**Requirements:**
Output all entries verbatim. Skip pictures.

##### Input rows

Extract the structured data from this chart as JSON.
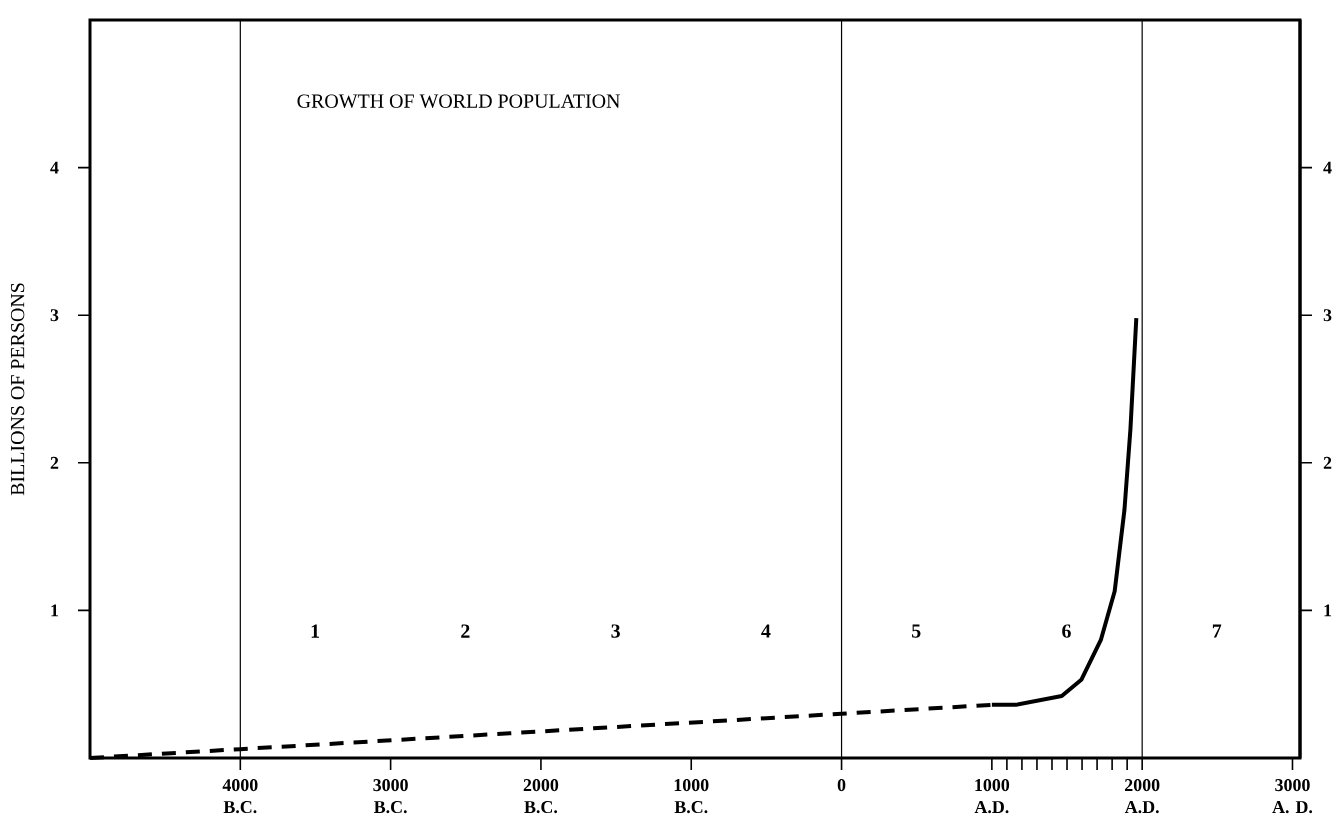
{
  "chart_data": {
    "type": "line",
    "title": "GROWTH OF WORLD POPULATION",
    "ylabel": "BILLIONS OF PERSONS",
    "xlim": [
      -5000,
      3050
    ],
    "ylim": [
      0,
      5
    ],
    "y2lim": [
      0,
      5
    ],
    "xticks": [
      {
        "value": -4000,
        "label": "4000 B.C."
      },
      {
        "value": -3000,
        "label": "3000 B.C."
      },
      {
        "value": -2000,
        "label": "2000 B.C."
      },
      {
        "value": -1000,
        "label": "1000 B.C."
      },
      0,
      {
        "value": 1000,
        "label": "1000 A.D."
      },
      {
        "value": 2000,
        "label": "2000 A.D."
      },
      {
        "value": 3000,
        "label": "3000 A. D."
      },
      {
        "value": 1100,
        "label": null
      },
      {
        "value": 1200,
        "label": null
      },
      {
        "value": 1300,
        "label": null
      },
      {
        "value": 1400,
        "label": null
      },
      {
        "value": 1500,
        "label": null
      },
      {
        "value": 1600,
        "label": null
      },
      {
        "value": 1700,
        "label": null
      },
      {
        "value": 1800,
        "label": null
      },
      {
        "value": 1900,
        "label": null
      }
    ],
    "yticks": [
      1,
      2,
      3,
      4
    ],
    "y2ticks": [
      1,
      2,
      3,
      4
    ],
    "series": [
      {
        "color": "#000000",
        "line_style": "dashed",
        "x": [
          -5000,
          -4000,
          -2000,
          0,
          1000
        ],
        "values": [
          0,
          0.06,
          0.18,
          0.3,
          0.36
        ]
      },
      {
        "color": "#000000",
        "line_style": "solid",
        "x": [
          1000,
          1160,
          1465,
          1595,
          1725,
          1817,
          1882,
          1922,
          1961
        ],
        "values": [
          0.36,
          0.36,
          0.42,
          0.53,
          0.8,
          1.13,
          1.68,
          2.23,
          2.98
        ]
      }
    ],
    "ref_lines": [
      {
        "axis": "x",
        "value": -4000
      },
      {
        "axis": "x",
        "value": 0
      },
      {
        "axis": "x",
        "value": 2000
      }
    ],
    "annotations": [
      "1",
      "2",
      "3",
      "4",
      "5",
      "6",
      "7"
    ],
    "grid": false
  }
}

##########

**The completed task:**
Extract the structured data from this chart as JSON.
{
  "chart_data": {
    "type": "line",
    "title": "GROWTH OF WORLD POPULATION",
    "ylabel": "BILLIONS OF PERSONS",
    "xlim": [
      -5000,
      3050
    ],
    "ylim": [
      0,
      5
    ],
    "y2lim": [
      0,
      5
    ],
    "xticks": [
      {
        "value": -4000,
        "label": "4000 B.C."
      },
      {
        "value": -3000,
        "label": "3000 B.C."
      },
      {
        "value": -2000,
        "label": "2000 B.C."
      },
      {
        "value": -1000,
        "label": "1000 B.C."
      },
      0,
      {
        "value": 1000,
        "label": "1000 A.D."
      },
      {
        "value": 2000,
        "label": "2000 A.D."
      },
      {
        "value": 3000,
        "label": "3000 A. D."
      },
      {
        "value": 1100,
        "label": null
      },
      {
        "value": 1200,
        "label": null
      },
      {
        "value": 1300,
        "label": null
      },
      {
        "value": 1400,
        "label": null
      },
      {
        "value": 1500,
        "label": null
      },
      {
        "value": 1600,
        "label": null
      },
      {
        "value": 1700,
        "label": null
      },
      {
        "value": 1800,
        "label": null
      },
      {
        "value": 1900,
        "label": null
      }
    ],
    "yticks": [
      1,
      2,
      3,
      4
    ],
    "y2ticks": [
      1,
      2,
      3,
      4
    ],
    "series": [
      {
        "color": "#000000",
        "line_style": "dashed",
        "x": [
          -5000,
          -4000,
          -2000,
          0,
          1000
        ],
        "values": [
          0,
          0.06,
          0.18,
          0.3,
          0.36
        ]
      },
      {
        "color": "#000000",
        "line_style": "solid",
        "x": [
          1000,
          1160,
          1465,
          1595,
          1725,
          1817,
          1882,
          1922,
          1961
        ],
        "values": [
          0.36,
          0.36,
          0.42,
          0.53,
          0.8,
          1.13,
          1.68,
          2.23,
          2.98
        ]
      }
    ],
    "ref_lines": [
      {
        "axis": "x",
        "value": -4000
      },
      {
        "axis": "x",
        "value": 0
      },
      {
        "axis": "x",
        "value": 2000
      }
    ],
    "annotations": [
      "1",
      "2",
      "3",
      "4",
      "5",
      "6",
      "7"
    ],
    "grid": false
  }
}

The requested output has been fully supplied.